Available data:
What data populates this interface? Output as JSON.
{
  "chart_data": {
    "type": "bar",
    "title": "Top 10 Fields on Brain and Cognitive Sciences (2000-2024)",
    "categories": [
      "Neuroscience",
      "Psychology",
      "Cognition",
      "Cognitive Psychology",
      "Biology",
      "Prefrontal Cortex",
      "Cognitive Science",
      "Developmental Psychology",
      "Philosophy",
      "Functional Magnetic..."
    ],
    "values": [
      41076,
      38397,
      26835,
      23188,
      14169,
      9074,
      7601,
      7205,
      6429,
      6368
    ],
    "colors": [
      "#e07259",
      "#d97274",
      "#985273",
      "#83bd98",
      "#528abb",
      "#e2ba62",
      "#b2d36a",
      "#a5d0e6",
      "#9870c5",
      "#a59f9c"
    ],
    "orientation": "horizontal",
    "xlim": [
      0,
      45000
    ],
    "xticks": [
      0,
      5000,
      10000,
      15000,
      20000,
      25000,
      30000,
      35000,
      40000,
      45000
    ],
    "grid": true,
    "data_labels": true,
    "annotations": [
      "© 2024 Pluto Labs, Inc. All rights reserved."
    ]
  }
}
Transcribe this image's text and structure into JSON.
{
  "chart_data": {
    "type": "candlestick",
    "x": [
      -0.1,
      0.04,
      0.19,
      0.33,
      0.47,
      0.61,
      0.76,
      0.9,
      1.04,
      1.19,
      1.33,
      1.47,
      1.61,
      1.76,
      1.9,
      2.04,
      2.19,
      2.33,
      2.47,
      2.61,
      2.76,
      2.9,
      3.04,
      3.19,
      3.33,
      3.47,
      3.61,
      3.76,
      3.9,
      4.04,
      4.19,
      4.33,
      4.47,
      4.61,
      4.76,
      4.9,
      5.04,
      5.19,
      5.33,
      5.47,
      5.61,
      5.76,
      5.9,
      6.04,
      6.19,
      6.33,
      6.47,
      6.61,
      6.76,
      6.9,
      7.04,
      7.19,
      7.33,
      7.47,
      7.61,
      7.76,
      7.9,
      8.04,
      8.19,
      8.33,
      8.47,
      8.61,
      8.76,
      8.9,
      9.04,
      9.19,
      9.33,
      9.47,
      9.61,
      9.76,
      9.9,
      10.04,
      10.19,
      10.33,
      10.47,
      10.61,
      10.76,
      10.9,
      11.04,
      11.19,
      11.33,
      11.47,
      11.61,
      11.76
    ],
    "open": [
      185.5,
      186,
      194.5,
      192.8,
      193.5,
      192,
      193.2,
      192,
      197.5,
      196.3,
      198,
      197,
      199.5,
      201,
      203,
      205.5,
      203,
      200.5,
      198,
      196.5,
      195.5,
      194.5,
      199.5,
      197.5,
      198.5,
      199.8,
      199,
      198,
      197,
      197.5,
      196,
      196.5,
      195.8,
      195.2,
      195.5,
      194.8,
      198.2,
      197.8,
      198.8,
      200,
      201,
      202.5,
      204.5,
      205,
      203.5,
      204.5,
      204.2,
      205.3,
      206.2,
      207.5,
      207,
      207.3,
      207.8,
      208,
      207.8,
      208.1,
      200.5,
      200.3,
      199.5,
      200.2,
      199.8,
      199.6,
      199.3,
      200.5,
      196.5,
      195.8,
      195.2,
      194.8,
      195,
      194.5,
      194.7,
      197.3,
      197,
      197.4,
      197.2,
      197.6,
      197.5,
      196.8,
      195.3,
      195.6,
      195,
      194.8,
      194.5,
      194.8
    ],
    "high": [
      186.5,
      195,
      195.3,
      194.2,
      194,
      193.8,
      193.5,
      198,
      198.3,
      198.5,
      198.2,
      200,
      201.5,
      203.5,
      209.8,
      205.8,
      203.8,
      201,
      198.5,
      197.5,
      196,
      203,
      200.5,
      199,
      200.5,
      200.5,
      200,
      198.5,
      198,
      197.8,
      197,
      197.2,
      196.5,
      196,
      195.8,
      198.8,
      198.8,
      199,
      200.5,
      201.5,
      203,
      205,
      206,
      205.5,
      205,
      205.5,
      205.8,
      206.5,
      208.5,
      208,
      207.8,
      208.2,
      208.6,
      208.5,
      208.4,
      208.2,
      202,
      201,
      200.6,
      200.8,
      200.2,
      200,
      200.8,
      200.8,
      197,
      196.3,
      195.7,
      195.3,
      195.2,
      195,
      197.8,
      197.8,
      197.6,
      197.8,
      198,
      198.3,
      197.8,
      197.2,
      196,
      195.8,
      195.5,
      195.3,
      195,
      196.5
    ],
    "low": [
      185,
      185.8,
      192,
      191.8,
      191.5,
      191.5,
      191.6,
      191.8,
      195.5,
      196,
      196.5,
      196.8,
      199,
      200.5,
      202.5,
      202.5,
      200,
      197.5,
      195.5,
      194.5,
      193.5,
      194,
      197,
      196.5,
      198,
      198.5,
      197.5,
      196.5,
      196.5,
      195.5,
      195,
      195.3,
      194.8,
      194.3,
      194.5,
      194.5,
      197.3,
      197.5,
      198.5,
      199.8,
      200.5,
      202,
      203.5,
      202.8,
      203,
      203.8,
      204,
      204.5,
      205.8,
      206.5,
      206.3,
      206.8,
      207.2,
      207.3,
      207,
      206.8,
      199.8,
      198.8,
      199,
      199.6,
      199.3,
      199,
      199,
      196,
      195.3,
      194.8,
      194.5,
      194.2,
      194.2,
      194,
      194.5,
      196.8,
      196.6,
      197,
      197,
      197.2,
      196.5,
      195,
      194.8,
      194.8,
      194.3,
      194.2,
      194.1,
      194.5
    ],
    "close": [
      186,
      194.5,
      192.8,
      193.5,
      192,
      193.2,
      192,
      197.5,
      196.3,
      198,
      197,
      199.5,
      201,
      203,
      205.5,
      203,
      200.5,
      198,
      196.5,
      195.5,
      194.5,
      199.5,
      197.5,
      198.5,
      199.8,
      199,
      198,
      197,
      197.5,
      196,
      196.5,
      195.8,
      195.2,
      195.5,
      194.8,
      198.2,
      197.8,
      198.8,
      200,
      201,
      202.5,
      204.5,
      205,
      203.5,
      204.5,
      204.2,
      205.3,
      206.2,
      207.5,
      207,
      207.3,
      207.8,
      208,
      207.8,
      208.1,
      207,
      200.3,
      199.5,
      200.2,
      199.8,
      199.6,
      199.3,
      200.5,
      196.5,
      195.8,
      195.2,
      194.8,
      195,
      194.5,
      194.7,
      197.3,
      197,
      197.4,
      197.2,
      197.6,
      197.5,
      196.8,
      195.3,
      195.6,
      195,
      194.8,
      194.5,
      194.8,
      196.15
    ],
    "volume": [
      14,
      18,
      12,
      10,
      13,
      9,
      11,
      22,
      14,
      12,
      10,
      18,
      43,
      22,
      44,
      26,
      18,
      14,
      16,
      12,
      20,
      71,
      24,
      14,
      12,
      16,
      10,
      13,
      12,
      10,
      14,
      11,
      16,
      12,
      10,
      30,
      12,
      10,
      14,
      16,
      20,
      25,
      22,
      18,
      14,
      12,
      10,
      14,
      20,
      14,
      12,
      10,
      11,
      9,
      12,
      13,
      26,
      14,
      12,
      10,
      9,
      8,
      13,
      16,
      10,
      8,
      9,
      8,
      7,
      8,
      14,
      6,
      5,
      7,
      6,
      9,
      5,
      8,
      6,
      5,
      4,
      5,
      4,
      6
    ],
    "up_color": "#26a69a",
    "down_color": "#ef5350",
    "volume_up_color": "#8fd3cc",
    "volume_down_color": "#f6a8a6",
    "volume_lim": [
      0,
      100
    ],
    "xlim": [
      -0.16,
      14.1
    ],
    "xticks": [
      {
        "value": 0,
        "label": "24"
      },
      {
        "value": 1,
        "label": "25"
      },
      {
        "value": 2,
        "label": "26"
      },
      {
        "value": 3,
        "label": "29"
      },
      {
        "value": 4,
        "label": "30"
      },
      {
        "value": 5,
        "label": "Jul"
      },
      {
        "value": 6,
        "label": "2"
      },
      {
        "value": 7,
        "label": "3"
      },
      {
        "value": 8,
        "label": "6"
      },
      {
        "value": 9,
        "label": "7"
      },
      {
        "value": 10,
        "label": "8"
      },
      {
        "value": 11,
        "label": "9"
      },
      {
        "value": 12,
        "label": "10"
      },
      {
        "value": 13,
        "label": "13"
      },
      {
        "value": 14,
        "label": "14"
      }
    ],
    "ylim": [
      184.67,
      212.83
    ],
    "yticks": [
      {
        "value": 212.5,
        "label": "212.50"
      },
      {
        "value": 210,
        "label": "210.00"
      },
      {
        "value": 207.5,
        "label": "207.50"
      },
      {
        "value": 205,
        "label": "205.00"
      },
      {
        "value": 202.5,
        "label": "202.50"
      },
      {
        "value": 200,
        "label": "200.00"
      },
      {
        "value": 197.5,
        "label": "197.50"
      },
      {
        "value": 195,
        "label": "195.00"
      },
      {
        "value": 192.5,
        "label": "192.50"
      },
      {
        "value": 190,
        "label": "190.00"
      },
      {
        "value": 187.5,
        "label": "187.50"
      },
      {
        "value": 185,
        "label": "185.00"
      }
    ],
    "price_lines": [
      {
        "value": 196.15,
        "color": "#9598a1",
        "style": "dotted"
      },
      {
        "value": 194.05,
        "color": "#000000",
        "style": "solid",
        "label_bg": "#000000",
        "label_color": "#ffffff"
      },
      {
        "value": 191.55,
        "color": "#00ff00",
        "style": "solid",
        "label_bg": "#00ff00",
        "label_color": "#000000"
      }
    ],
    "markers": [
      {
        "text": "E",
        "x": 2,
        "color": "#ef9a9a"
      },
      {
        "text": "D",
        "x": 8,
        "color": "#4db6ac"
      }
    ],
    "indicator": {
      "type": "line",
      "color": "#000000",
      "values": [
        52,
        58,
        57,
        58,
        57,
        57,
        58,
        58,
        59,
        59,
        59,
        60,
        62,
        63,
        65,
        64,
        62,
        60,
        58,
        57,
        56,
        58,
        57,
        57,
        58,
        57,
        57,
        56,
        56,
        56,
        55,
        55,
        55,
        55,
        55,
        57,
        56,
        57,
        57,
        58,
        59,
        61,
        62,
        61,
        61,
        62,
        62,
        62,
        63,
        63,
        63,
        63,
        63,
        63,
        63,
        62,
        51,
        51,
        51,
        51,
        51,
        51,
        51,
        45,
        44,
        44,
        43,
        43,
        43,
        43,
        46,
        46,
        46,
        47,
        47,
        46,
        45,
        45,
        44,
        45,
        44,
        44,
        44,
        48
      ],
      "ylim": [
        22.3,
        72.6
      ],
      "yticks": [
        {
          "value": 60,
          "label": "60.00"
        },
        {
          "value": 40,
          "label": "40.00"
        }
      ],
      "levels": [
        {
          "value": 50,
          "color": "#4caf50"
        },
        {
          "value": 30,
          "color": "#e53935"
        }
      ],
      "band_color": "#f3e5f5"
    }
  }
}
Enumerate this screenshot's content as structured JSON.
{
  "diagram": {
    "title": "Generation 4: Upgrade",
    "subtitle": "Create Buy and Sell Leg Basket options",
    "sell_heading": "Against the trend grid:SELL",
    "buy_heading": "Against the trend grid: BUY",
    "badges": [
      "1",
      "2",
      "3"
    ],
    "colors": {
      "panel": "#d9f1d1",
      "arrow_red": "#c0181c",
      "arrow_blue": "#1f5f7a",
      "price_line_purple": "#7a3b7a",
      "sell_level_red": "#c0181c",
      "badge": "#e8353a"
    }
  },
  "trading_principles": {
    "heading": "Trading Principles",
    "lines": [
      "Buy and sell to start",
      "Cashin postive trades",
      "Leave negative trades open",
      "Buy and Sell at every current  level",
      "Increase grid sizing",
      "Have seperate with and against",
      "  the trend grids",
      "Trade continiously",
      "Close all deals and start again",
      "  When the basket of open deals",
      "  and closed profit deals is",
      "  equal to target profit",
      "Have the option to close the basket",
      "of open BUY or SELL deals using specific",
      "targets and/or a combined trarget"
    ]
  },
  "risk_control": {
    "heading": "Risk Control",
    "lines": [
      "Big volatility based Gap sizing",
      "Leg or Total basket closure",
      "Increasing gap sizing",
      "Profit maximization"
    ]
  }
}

Written problem:
Copy in full each line that holds the word "this".

Correct answer:
What data populates this interface? Output as JSON.
Transcribe this image's text and structure into JSON.
Enumerate this screenshot's content as structured JSON.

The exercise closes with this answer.